>> start
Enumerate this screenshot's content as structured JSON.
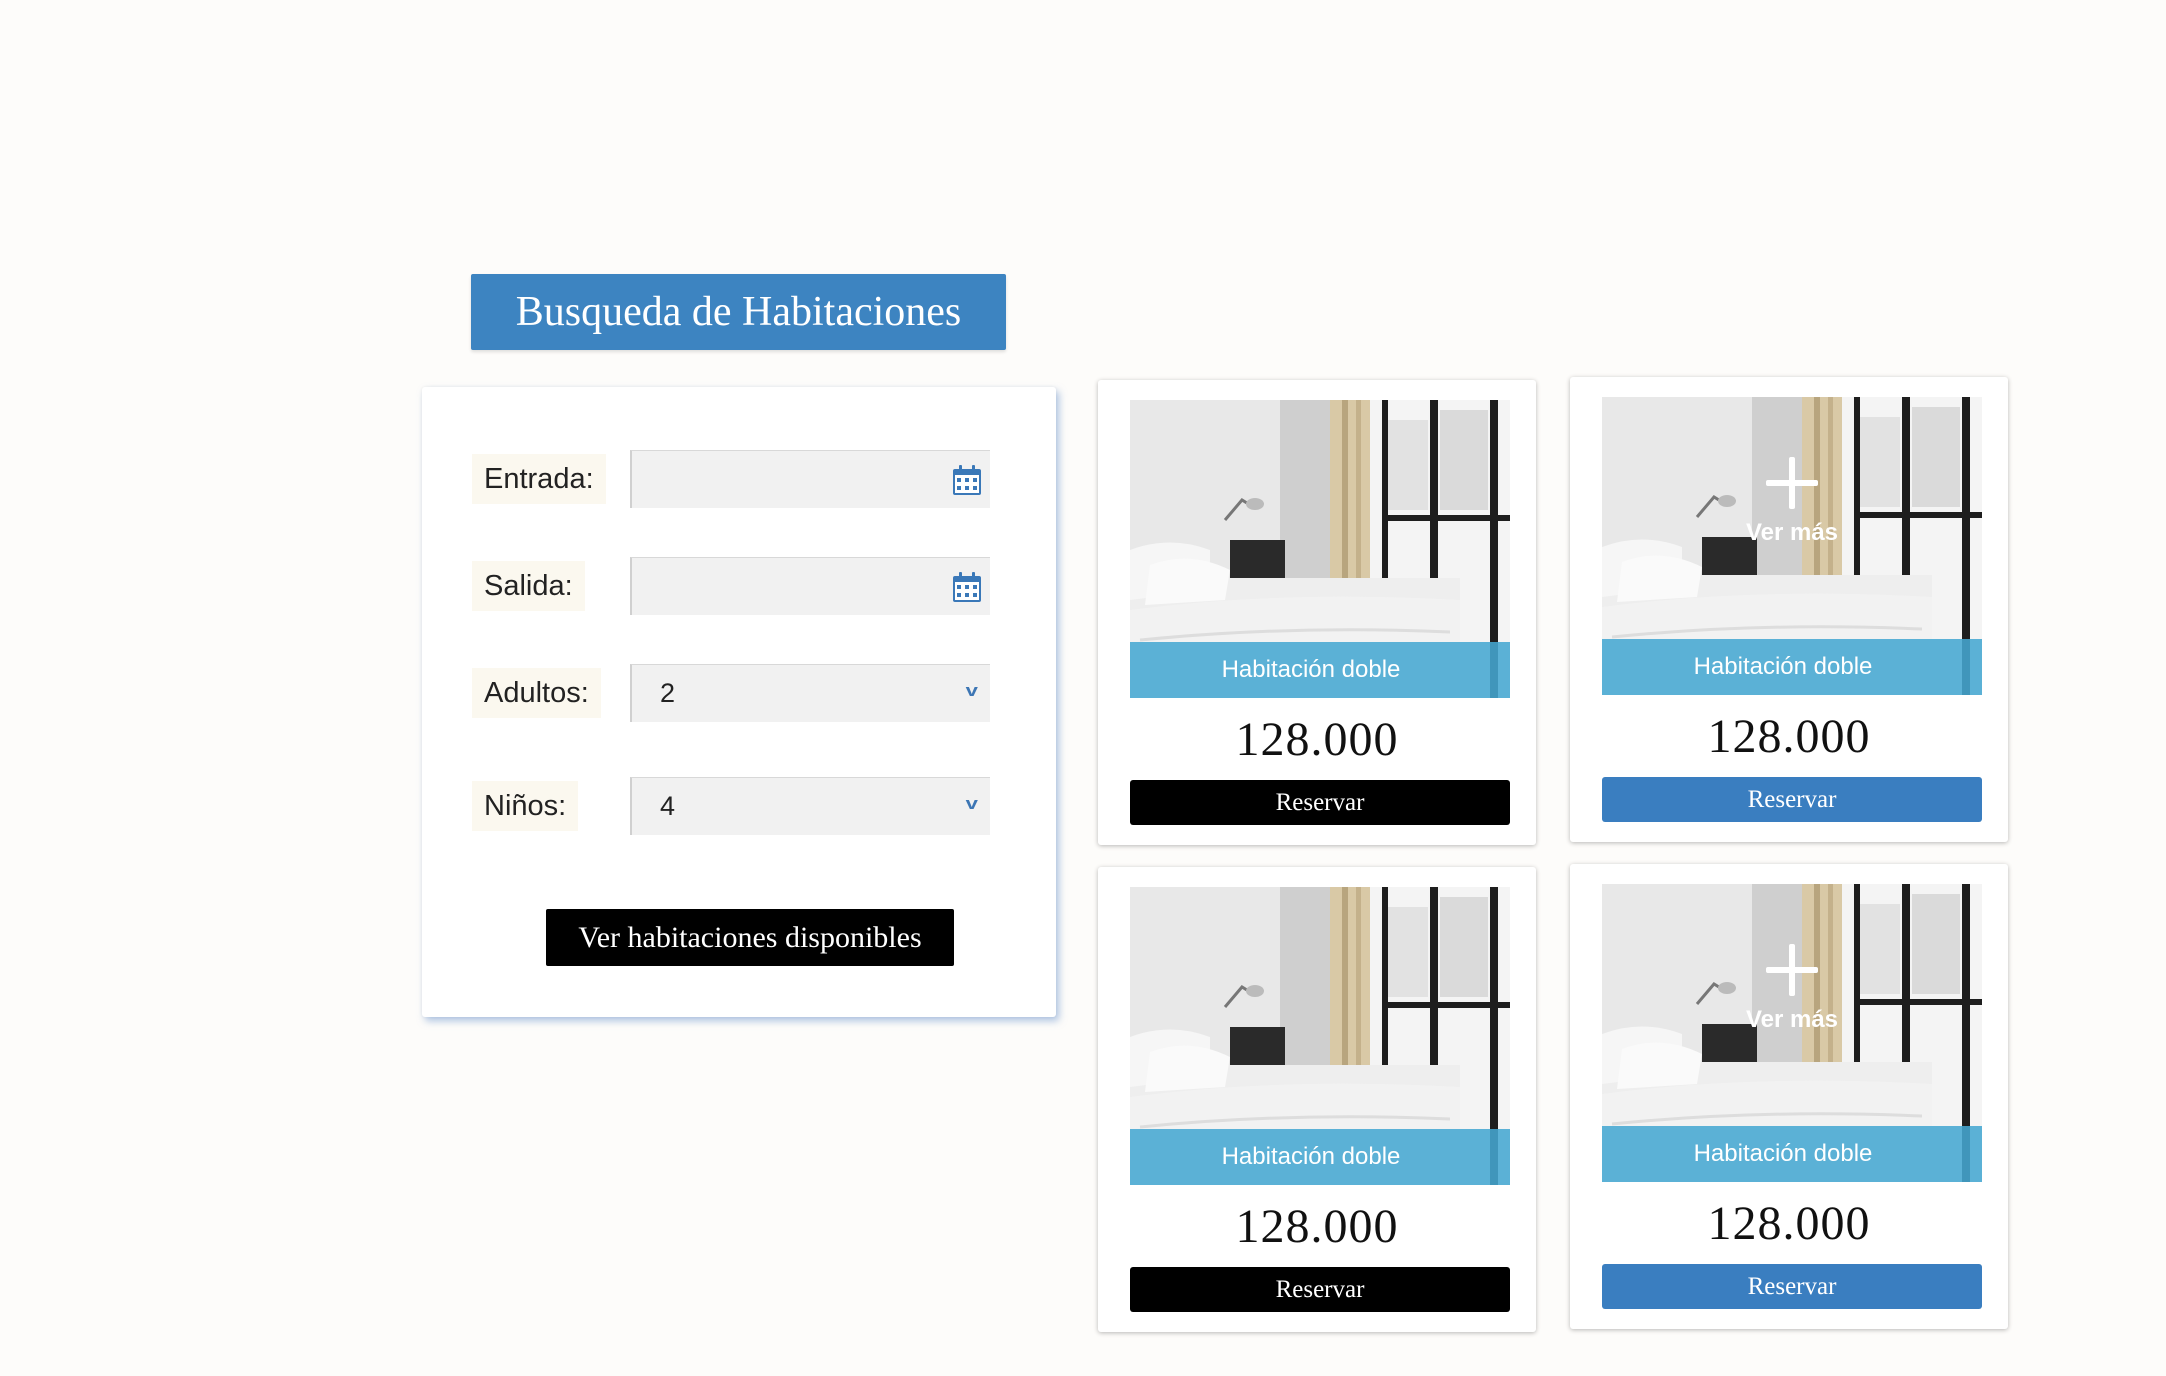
{
  "title": "Busqueda de Habitaciones",
  "search_form": {
    "check_in_label": "Entrada:",
    "check_in_value": "",
    "check_out_label": "Salida:",
    "check_out_value": "",
    "adults_label": "Adultos:",
    "adults_value": "2",
    "children_label": "Niños:",
    "children_value": "4",
    "submit_label": "Ver habitaciones disponibles",
    "calendar_icon": "calendar-icon",
    "dropdown_icon": "chevron-down-icon"
  },
  "rooms": [
    {
      "name": "Habitación doble",
      "price": "128.000",
      "button_label": "Reservar",
      "overlay": "",
      "button_color": "#000000"
    },
    {
      "name": "Habitación doble",
      "price": "128.000",
      "button_label": "Reservar",
      "overlay": "Ver más",
      "button_color": "#3a7ec0"
    },
    {
      "name": "Habitación doble",
      "price": "128.000",
      "button_label": "Reservar",
      "overlay": "",
      "button_color": "#000000"
    },
    {
      "name": "Habitación doble",
      "price": "128.000",
      "button_label": "Reservar",
      "overlay": "Ver más",
      "button_color": "#3a7ec0"
    }
  ],
  "colors": {
    "accent": "#3d84c1",
    "caption_bar": "#45a7d2",
    "background": "#fdfcfa"
  }
}
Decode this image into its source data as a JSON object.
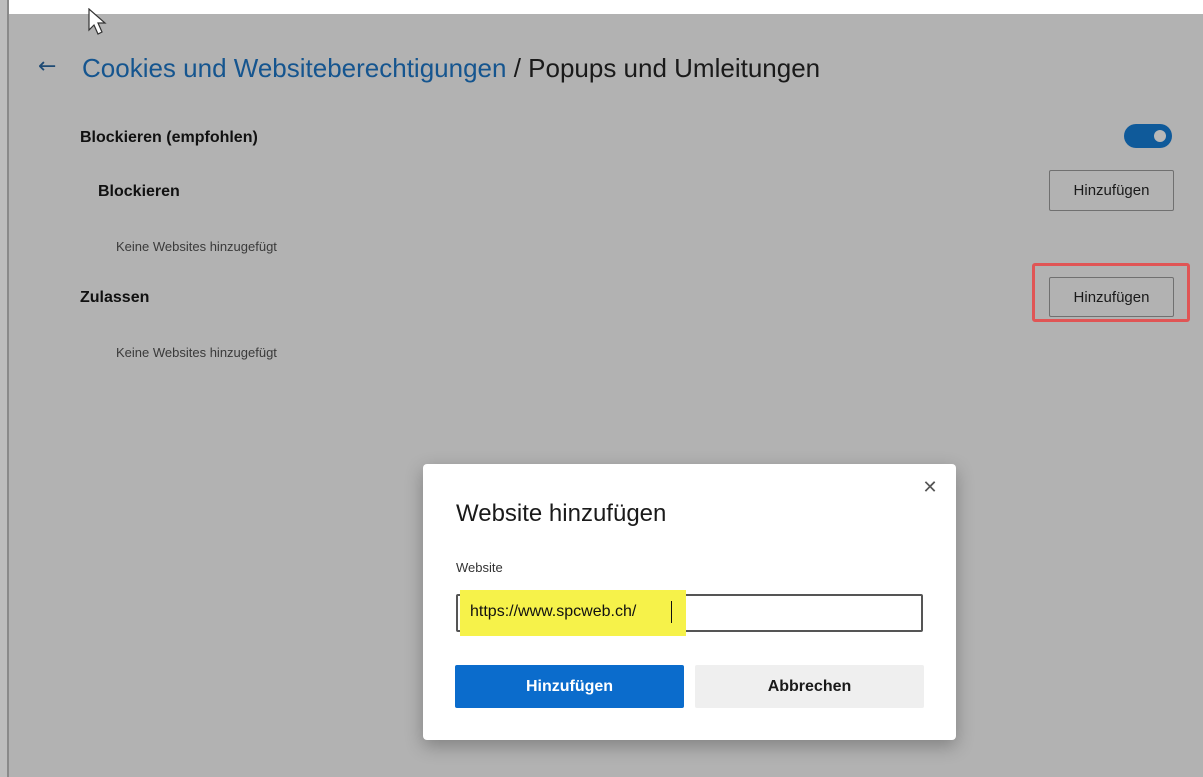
{
  "header": {
    "back_icon": "arrow-left-icon",
    "breadcrumb_parent": "Cookies und Websiteberechtigungen",
    "breadcrumb_separator": " / ",
    "breadcrumb_current": "Popups und Umleitungen"
  },
  "settings": {
    "block_recommended_label": "Blockieren (empfohlen)",
    "block_recommended_enabled": true,
    "block_section_label": "Blockieren",
    "block_add_button": "Hinzufügen",
    "block_empty_text": "Keine Websites hinzugefügt",
    "allow_section_label": "Zulassen",
    "allow_add_button": "Hinzufügen",
    "allow_empty_text": "Keine Websites hinzugefügt"
  },
  "dialog": {
    "title": "Website hinzufügen",
    "close_icon": "close-icon",
    "field_label": "Website",
    "field_value": "https://www.spcweb.ch/",
    "confirm_button": "Hinzufügen",
    "cancel_button": "Abbrechen"
  },
  "colors": {
    "accent": "#0b6ccc",
    "link": "#15558f",
    "toggle_on": "#0f5a9a",
    "annotation_box": "#e05555",
    "text_highlight": "#f6f24a"
  }
}
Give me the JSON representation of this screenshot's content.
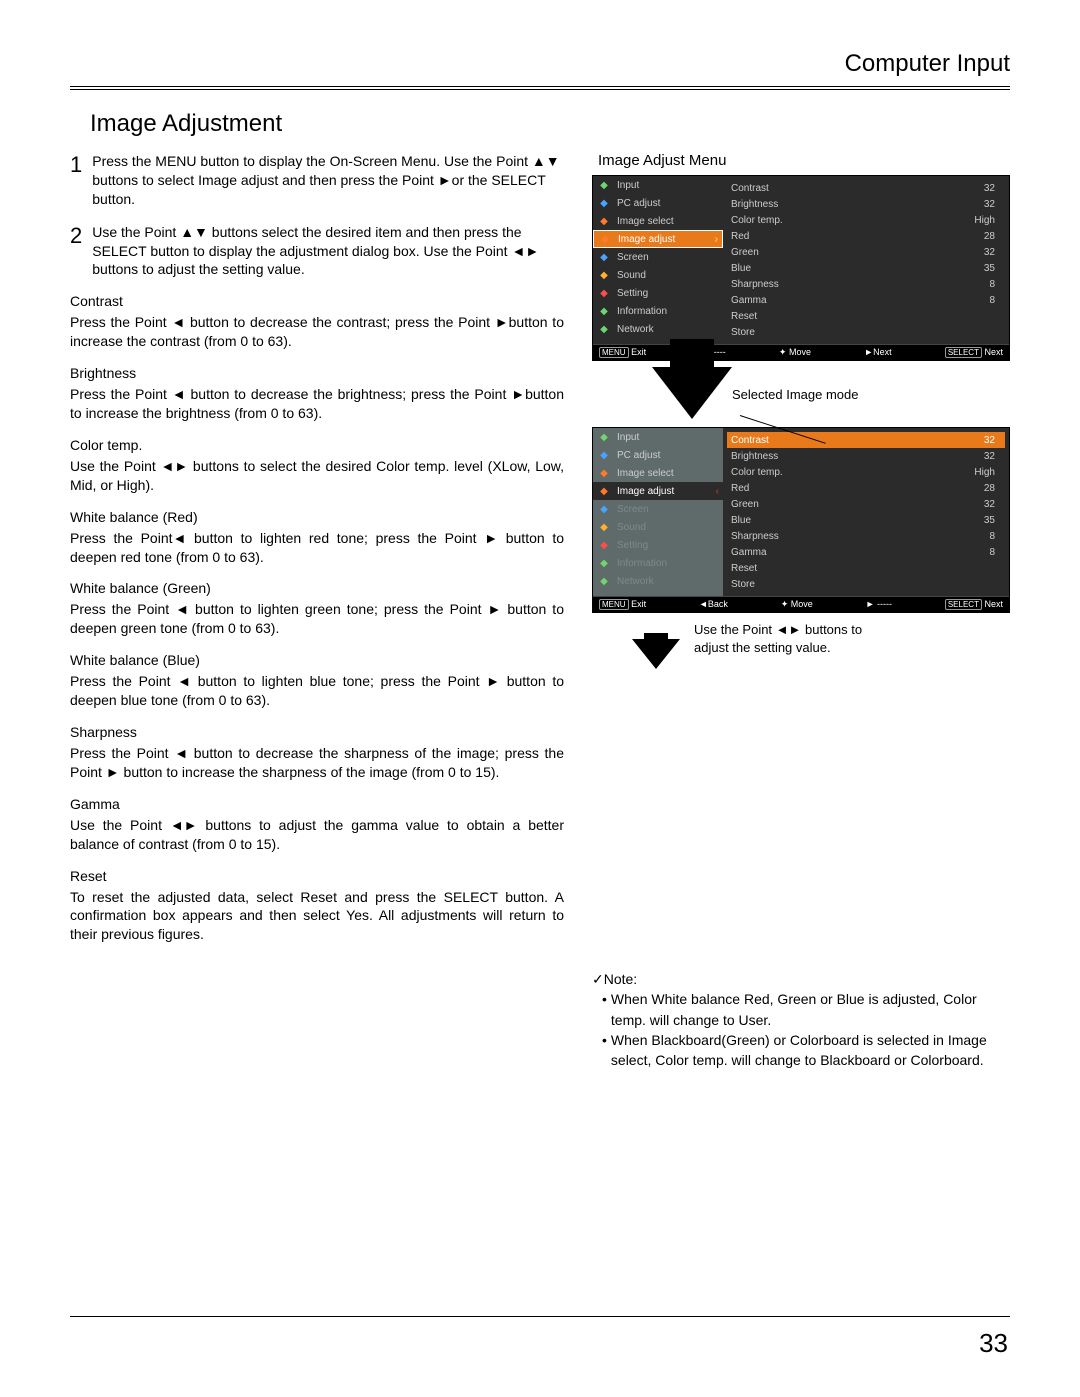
{
  "header": "Computer Input",
  "title": "Image Adjustment",
  "steps": [
    {
      "num": "1",
      "text": "Press the MENU button to display the On-Screen Menu. Use the Point ▲▼ buttons to select Image adjust  and then press the Point ►or the SELECT button."
    },
    {
      "num": "2",
      "text": "Use the Point ▲▼ buttons select the desired item and then press the SELECT button to display the adjustment dialog box. Use the Point ◄► buttons to adjust the setting value."
    }
  ],
  "params": [
    {
      "t": "Contrast",
      "b": "Press the Point ◄ button to decrease the contrast; press the Point ►button to increase the contrast (from 0 to 63)."
    },
    {
      "t": "Brightness",
      "b": "Press the Point ◄ button to decrease the brightness; press the Point ►button to increase the brightness (from 0 to 63)."
    },
    {
      "t": "Color temp.",
      "b": "Use the Point ◄► buttons to select the desired Color temp. level (XLow, Low, Mid, or High)."
    },
    {
      "t": "White balance (Red)",
      "b": "Press the Point◄ button to lighten red tone; press the Point ► button to deepen red tone (from 0 to 63)."
    },
    {
      "t": "White balance (Green)",
      "b": "Press the Point ◄ button to lighten green tone; press the Point ► button to deepen green tone (from 0 to 63)."
    },
    {
      "t": "White balance (Blue)",
      "b": "Press the Point ◄ button to lighten blue tone; press the Point ► button to deepen blue tone (from 0 to 63)."
    },
    {
      "t": "Sharpness",
      "b": "Press the Point ◄ button to decrease the sharpness of the image; press the Point ► button to increase the sharpness of the image (from 0 to 15)."
    },
    {
      "t": "Gamma",
      "b": "Use the Point ◄► buttons to adjust the gamma value to obtain a better balance of contrast (from 0 to 15)."
    },
    {
      "t": "Reset",
      "b": "To reset the adjusted data, select Reset and press the SELECT button. A confirmation box appears and then select Yes. All adjustments will return to their previous figures."
    }
  ],
  "right_title": "Image Adjust Menu",
  "osd_menu_items": [
    "Input",
    "PC adjust",
    "Image select",
    "Image adjust",
    "Screen",
    "Sound",
    "Setting",
    "Information",
    "Network"
  ],
  "osd1_rows": [
    {
      "l": "Contrast",
      "v": "32"
    },
    {
      "l": "Brightness",
      "v": "32"
    },
    {
      "l": "Color temp.",
      "v": "High"
    },
    {
      "l": "Red",
      "v": "28"
    },
    {
      "l": "Green",
      "v": "32"
    },
    {
      "l": "Blue",
      "v": "35"
    },
    {
      "l": "Sharpness",
      "v": "8"
    },
    {
      "l": "Gamma",
      "v": "8"
    },
    {
      "l": "Reset",
      "v": ""
    },
    {
      "l": "Store",
      "v": ""
    }
  ],
  "osd1_bar": [
    "MENU Exit",
    "◄ -----",
    "✦ Move",
    "►Next",
    "SELECT Next"
  ],
  "osd2_rows": [
    {
      "l": "Contrast",
      "v": "32",
      "sel": true
    },
    {
      "l": "Brightness",
      "v": "32"
    },
    {
      "l": "Color temp.",
      "v": "High"
    },
    {
      "l": "Red",
      "v": "28"
    },
    {
      "l": "Green",
      "v": "32"
    },
    {
      "l": "Blue",
      "v": "35"
    },
    {
      "l": "Sharpness",
      "v": "8"
    },
    {
      "l": "Gamma",
      "v": "8"
    },
    {
      "l": "Reset",
      "v": ""
    },
    {
      "l": "Store",
      "v": ""
    }
  ],
  "osd2_bar": [
    "MENU Exit",
    "◄Back",
    "✦ Move",
    "► -----",
    "SELECT Next"
  ],
  "selected_caption": "Selected Image mode",
  "point_caption": "Use the Point ◄► buttons to adjust the setting value.",
  "note_head": "✓Note:",
  "note_items": [
    "When White balance Red, Green or Blue is adjusted, Color temp.  will change to User.",
    "When Blackboard(Green)  or Colorboard is selected in Image select, Color temp.  will change to Blackboard  or Colorboard."
  ],
  "page_num": "33",
  "icon_colors": [
    "#6fd66f",
    "#4aa3ff",
    "#ff7a2a",
    "#ff7a2a",
    "#4aa3ff",
    "#ffb030",
    "#ff4d4d",
    "#6fd66f",
    "#6fd66f"
  ]
}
>> end
» Aim
Locate the word "Websites" in the entries, and copy every line where it is found.

» Solution
    "block_empty_text": "Keine Websites hinzugefügt",
    "allow_empty_text": "Keine Websites hinzugefügt"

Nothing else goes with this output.